- Records provided -
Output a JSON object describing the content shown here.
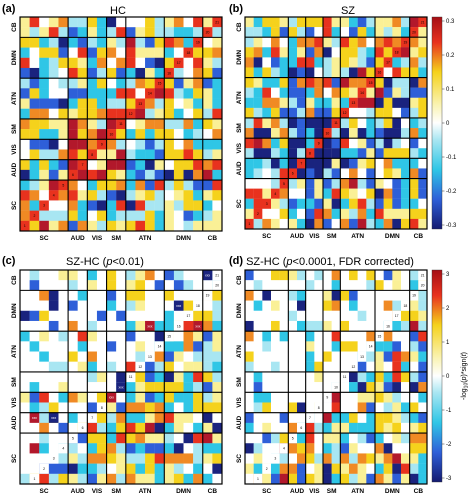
{
  "chart_data": [
    {
      "type": "heatmap",
      "panel_label": "(a)",
      "title": "HC",
      "x_labels": [
        "SC",
        "AUD",
        "VIS",
        "SM",
        "ATN",
        "DMN",
        "CB"
      ],
      "y_labels": [
        "CB",
        "DMN",
        "ATN",
        "SM",
        "VIS",
        "AUD",
        "SC"
      ],
      "n_components": 21,
      "module_sizes": {
        "SC": 5,
        "AUD": 2,
        "VIS": 2,
        "SM": 2,
        "ATN": 4,
        "DMN": 4,
        "CB": 2
      },
      "colorbar": {
        "range": [
          -0.3,
          0.3
        ],
        "ticks": [
          "0.3",
          "0.2",
          "0.1",
          "0",
          "-0.1",
          "-0.2",
          "-0.3"
        ]
      },
      "diagonal_ranks": [
        "1",
        "2",
        "3",
        "4",
        "5",
        "6",
        "7",
        "8",
        "9",
        "10",
        "11",
        "12",
        "13",
        "14",
        "15",
        "16",
        "17",
        "18",
        "19",
        "20",
        "21"
      ]
    },
    {
      "type": "heatmap",
      "panel_label": "(b)",
      "title": "SZ",
      "x_labels": [
        "SC",
        "AUD",
        "VIS",
        "SM",
        "ATN",
        "DMN",
        "CB"
      ],
      "y_labels": [
        "CB",
        "DMN",
        "ATN",
        "SM",
        "VIS",
        "AUD",
        "SC"
      ],
      "n_components": 21,
      "colorbar": {
        "range": [
          -0.3,
          0.3
        ],
        "ticks": [
          "0.3",
          "0.2",
          "0.1",
          "0",
          "-0.1",
          "-0.2",
          "-0.3"
        ]
      }
    },
    {
      "type": "heatmap",
      "panel_label": "(c)",
      "title": "SZ-HC (p<0.01)",
      "title_parts": [
        "SZ-HC (",
        "p",
        "<0.01)"
      ],
      "x_labels": [
        "SC",
        "AUD",
        "VIS",
        "SM",
        "ATN",
        "DMN",
        "CB"
      ],
      "y_labels": [
        "CB",
        "DMN",
        "ATN",
        "SM",
        "VIS",
        "AUD",
        "SC"
      ],
      "n_components": 21,
      "annotations": [
        "xxx",
        "xxx",
        "xxx",
        "xxx",
        "xxx",
        "xxx",
        "xxx",
        "xxx"
      ],
      "numbers": [
        "1",
        "2",
        "3",
        "4",
        "5",
        "6",
        "7",
        "8",
        "9",
        "10",
        "11",
        "12",
        "13",
        "14",
        "15",
        "16",
        "17",
        "18",
        "19",
        "20",
        "21"
      ]
    },
    {
      "type": "heatmap",
      "panel_label": "(d)",
      "title": "SZ-HC (p<0.0001, FDR corrected)",
      "title_parts": [
        "SZ-HC (",
        "p",
        "<0.0001, FDR corrected)"
      ],
      "x_labels": [
        "SC",
        "AUD",
        "VIS",
        "SM",
        "ATN",
        "DMN",
        "CB"
      ],
      "y_labels": [
        "CB",
        "DMN",
        "ATN",
        "SM",
        "VIS",
        "AUD",
        "SC"
      ],
      "n_components": 21,
      "colorbar": {
        "range": [
          -3,
          3
        ],
        "ticks": [
          "3",
          "2",
          "1",
          "0",
          "-1",
          "-2",
          "-3"
        ],
        "title": "-log10(p)*sign(t)",
        "title_parts": [
          "-log",
          "10",
          "(",
          ")*sign(",
          ")"
        ],
        "title_italics": [
          "p",
          "t"
        ]
      }
    }
  ],
  "colors": {
    "deep_red": "#b2182b",
    "red": "#e8321e",
    "orange": "#f08a24",
    "yellow": "#f5d21c",
    "light_yellow": "#faf096",
    "white": "#ffffff",
    "light_cyan": "#a8e6f2",
    "cyan": "#2fc6e6",
    "blue": "#2e5fd8",
    "navy": "#1a237e"
  }
}
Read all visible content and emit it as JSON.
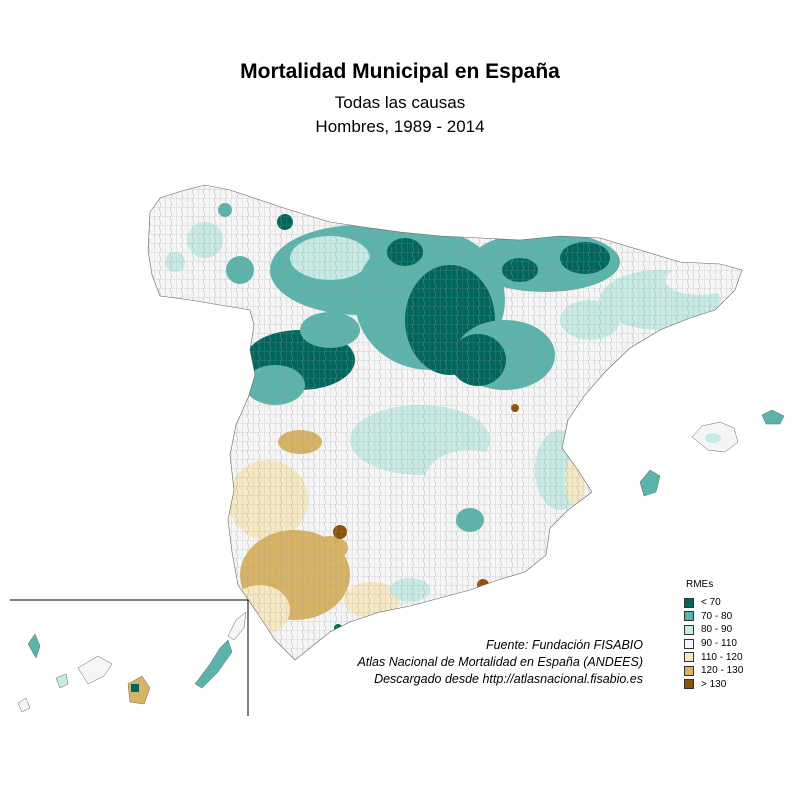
{
  "header": {
    "title": "Mortalidad Municipal en España",
    "subtitle_line1": "Todas las causas",
    "subtitle_line2": "Hombres, 1989 - 2014"
  },
  "credits": [
    "Fuente: Fundación FISABIO",
    "Atlas Nacional de Mortalidad en España (ANDEES)",
    "Descargado desde http://atlasnacional.fisabio.es"
  ],
  "legend": {
    "title": "RMEs",
    "items": [
      {
        "label": "< 70",
        "color": "#01665e"
      },
      {
        "label": "70 - 80",
        "color": "#5ab4ac"
      },
      {
        "label": "80 - 90",
        "color": "#c7eae5"
      },
      {
        "label": "90 - 110",
        "color": "#f5f5f5"
      },
      {
        "label": "110 - 120",
        "color": "#f6e8c3"
      },
      {
        "label": "120 - 130",
        "color": "#d8b365"
      },
      {
        "label": "> 130",
        "color": "#8c510a"
      }
    ]
  }
}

- Exercise objective -
Report every line in the data above in which the word "Mortalidad" appears.

- Exercise result -
    "title": "Mortalidad Municipal en España",
    "Atlas Nacional de Mortalidad en España (ANDEES)",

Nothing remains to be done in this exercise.